**Required work**: Find each line containing the string "πάντως". Copy it.
===============
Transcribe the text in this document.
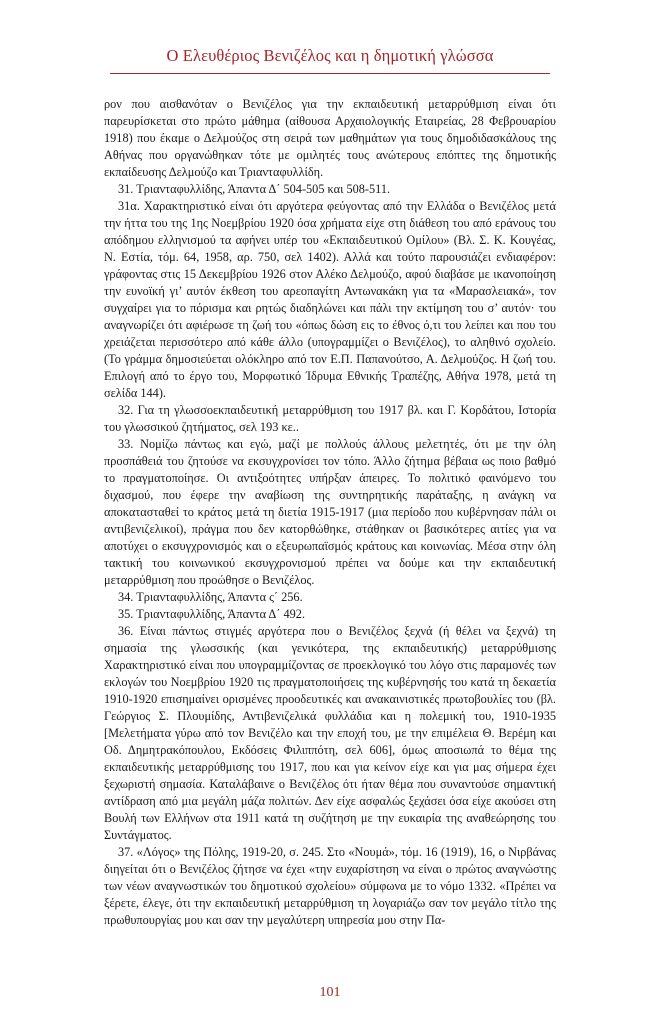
Ο Ελευθέριος Βενιζέλος και η δημοτική γλώσσα

ρον που αισθανόταν ο Βενιζέλος για την εκπαιδευτική μεταρρύθμιση είναι ότι παρευρίσκεται στο πρώτο μάθημα (αίθουσα Αρχαιολογικής Εταιρείας, 28 Φεβρουαρίου 1918) που έκαμε ο Δελμούζος στη σειρά των μαθημάτων για τους δημοδιδασκάλους της Αθήνας που οργανώθηκαν τότε με ομιλητές τους ανώτερους επόπτες της δημοτικής εκπαίδευσης Δελμούζο και Τριανταφυλλίδη.

31. Τριανταφυλλίδης, Άπαντα Δ΄ 504-505 και 508-511.

31α. Χαρακτηριστικό είναι ότι αργότερα φεύγοντας από την Ελλάδα ο Βενιζέλος μετά την ήττα του της 1ης Νοεμβρίου 1920 όσα χρήματα είχε στη διάθεση του από εράνους του απόδημου ελληνισμού τα αφήνει υπέρ του «Εκπαιδευτικού Ομίλου» (Βλ. Σ. Κ. Κουγέας, Ν. Εστία, τόμ. 64, 1958, αρ. 750, σελ 1402). Αλλά και τούτο παρουσιάζει ενδιαφέρον: γράφοντας στις 15 Δεκεμβρίου 1926 στον Αλέκο Δελμούζο, αφού διαβάσε με ικανοποίηση την ευνοϊκή γι’ αυτόν έκθεση του αρεοπαγίτη Αντωνακάκη για τα «Μαρασλειακά», τον συγχαίρει για το πόρισμα και ρητώς διαδηλώνει και πάλι την εκτίμηση του σ’ αυτόν· του αναγνωρίζει ότι αφιέρωσε τη ζωή του «όπως δώση εις το έθνος ό,τι του λείπει και που του χρειάζεται περισσότερο από κάθε άλλο (υπογραμμίζει ο Βενιζέλος), το αληθινό σχολείο. (Το γράμμα δημοσιεύεται ολόκληρο από τον Ε.Π. Παπανούτσο, Α. Δελμούζος. Η ζωή του. Επιλογή από το έργο του, Μορφωτικό Ίδρυμα Εθνικής Τραπέζης, Αθήνα 1978, μετά τη σελίδα 144).

32. Για τη γλωσσοεκπαιδευτική μεταρρύθμιση του 1917 βλ. και Γ. Κορδάτου, Ιστορία του γλωσσικού ζητήματος, σελ 193 κε..

33. Νομίζω πάντως και εγώ, μαζί με πολλούς άλλους μελετητές, ότι με την όλη προσπάθειά του ζητούσε να εκσυγχρονίσει τον τόπο. Άλλο ζήτημα βέβαια ως ποιο βαθμό το πραγματοποίησε. Οι αντιξοότητες υπήρξαν άπειρες. Το πολιτικό φαινόμενο του διχασμού, που έφερε την αναβίωση της συντηρητικής παράταξης, η ανάγκη να αποκατασταθεί το κράτος μετά τη διετία 1915-1917 (μια περίοδο που κυβέρνησαν πάλι οι αντιβενιζελικοί), πράγμα που δεν κατορθώθηκε, στάθηκαν οι βασικότερες αιτίες για να απoτύχει ο εκσυγχρονισμός και ο εξευρωπαϊσμός κράτους και κοινωνίας. Μέσα στην όλη τακτική του κοινωνικού εκσυγχρονισμού πρέπει να δούμε και την εκπαιδευτική μεταρρύθμιση που προώθησε ο Βενιζέλος.

34. Τριανταφυλλίδης, Άπαντα ς΄ 256.

35. Τριανταφυλλίδης, Άπαντα Δ΄ 492.

36. Είναι πάντως στιγμές αργότερα που ο Βενιζέλος ξεχνά (ή θέλει να ξεχνά) τη σημασία της γλωσσικής (και γενικότερα, της εκπαιδευτικής) μεταρρύθμισης Χαρακτηριστικό είναι που υπογραμμίζοντας σε προεκλογικό του λόγο στις παραμονές των εκλογών του Νοεμβρίου 1920 τις πραγματοποιήσεις της κυβέρνησής του κατά τη δεκαετία 1910-1920 επισημαίνει ορισμένες προοδευτικές και ανακαινιστικές πρωτοβουλίες του (βλ. Γεώργιος Σ. Πλουμίδης, Αντιβενιζελικά φυλλάδια και η πολεμική του, 1910-1935 [Μελετήματα γύρω από τον Βενιζέλο και την εποχή του, με την επιμέλεια Θ. Βερέμη και Οδ. Δημητρακόπουλου, Εκδόσεις Φιλιππότη, σελ 606], όμως αποσιωπά το θέμα της εκπαιδευτικής μεταρρύθμισης του 1917, που και για κείνον είχε και για μας σήμερα έχει ξεχωριστή σημασία. Καταλάβαινε ο Βενιζέλος ότι ήταν θέμα που συναντούσε σημαντική αντίδραση από μια μεγάλη μάζα πολιτών. Δεν είχε ασφαλώς ξεχάσει όσα είχε ακούσει στη Βουλή των Ελλήνων στα 1911 κατά τη συζήτηση με την ευκαιρία της αναθεώρησης του Συντάγματος.

37. «Λόγος» της Πόλης, 1919-20, σ. 245. Στο «Νουμά», τόμ. 16 (1919), 16, ο Νιρβάνας διηγείται ότι ο Βενιζέλος ζήτησε να έχει «την ευχαρίστηση να είναι ο πρώτος αναγνώστης των νέων αναγνωστικών του δημοτικού σχολείου» σύμφωνα με το νόμο 1332. «Πρέπει να ξέρετε, έλεγε, ότι την εκπαιδευτική μεταρρύθμιση τη λογαριάζω σαν τον μεγάλο τίτλο της πρωθυπουργίας μου και σαν την μεγαλύτερη υπηρεσία μου στην Πα-

101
===============
**Finished exercise**:
33. Νομίζω πάντως και εγώ, μαζί με πολλούς άλλους μελετητές, ότι με την όλη προσπάθειά του ζητούσε να εκσυγχρονίσει τον τόπο. Άλλο ζήτημα βέβαια ως ποιο βαθμό το πραγματοποίησε. Οι αντιξοότητες υπήρξαν άπειρες. Το πολιτικό φαινόμενο του διχασμού, που έφερε την αναβίωση της συντηρητικής παράταξης, η ανάγκη να αποκατασταθεί το κράτος μετά τη διετία 1915-1917 (μια περίοδο που κυβέρνησαν πάλι οι αντιβενιζελικοί), πράγμα που δεν κατορθώθηκε, στάθηκαν οι βασικότερες αιτίες για να απoτύχει ο εκσυγχρονισμός και ο εξευρωπαϊσμός κράτους και κοινωνίας. Μέσα στην όλη τακτική του κοινωνικού εκσυγχρονισμού πρέπει να δούμε και την εκπαιδευτική μεταρρύθμιση που προώθησε ο Βενιζέλος.
36. Είναι πάντως στιγμές αργότερα που ο Βενιζέλος ξεχνά (ή θέλει να ξεχνά) τη σημασία της γλωσσικής (και γενικότερα, της εκπαιδευτικής) μεταρρύθμισης Χαρακτηριστικό είναι που υπογραμμίζοντας σε προεκλογικό του λόγο στις παραμονές των εκλογών του Νοεμβρίου 1920 τις πραγματοποιήσεις της κυβέρνησής του κατά τη δεκαετία 1910-1920 επισημαίνει ορισμένες προοδευτικές και ανακαινιστικές πρωτοβουλίες του (βλ. Γεώργιος Σ. Πλουμίδης, Αντιβενιζελικά φυλλάδια και η πολεμική του, 1910-1935 [Μελετήματα γύρω από τον Βενιζέλο και την εποχή του, με την επιμέλεια Θ. Βερέμη και Οδ. Δημητρακόπουλου, Εκδόσεις Φιλιππότη, σελ 606], όμως αποσιωπά το θέμα της εκπαιδευτικής μεταρρύθμισης του 1917, που και για κείνον είχε και για μας σήμερα έχει ξεχωριστή σημασία. Καταλάβαινε ο Βενιζέλος ότι ήταν θέμα που συναντούσε σημαντική αντίδραση από μια μεγάλη μάζα πολιτών. Δεν είχε ασφαλώς ξεχάσει όσα είχε ακούσει στη Βουλή των Ελλήνων στα 1911 κατά τη συζήτηση με την ευκαιρία της αναθεώρησης του Συντάγματος.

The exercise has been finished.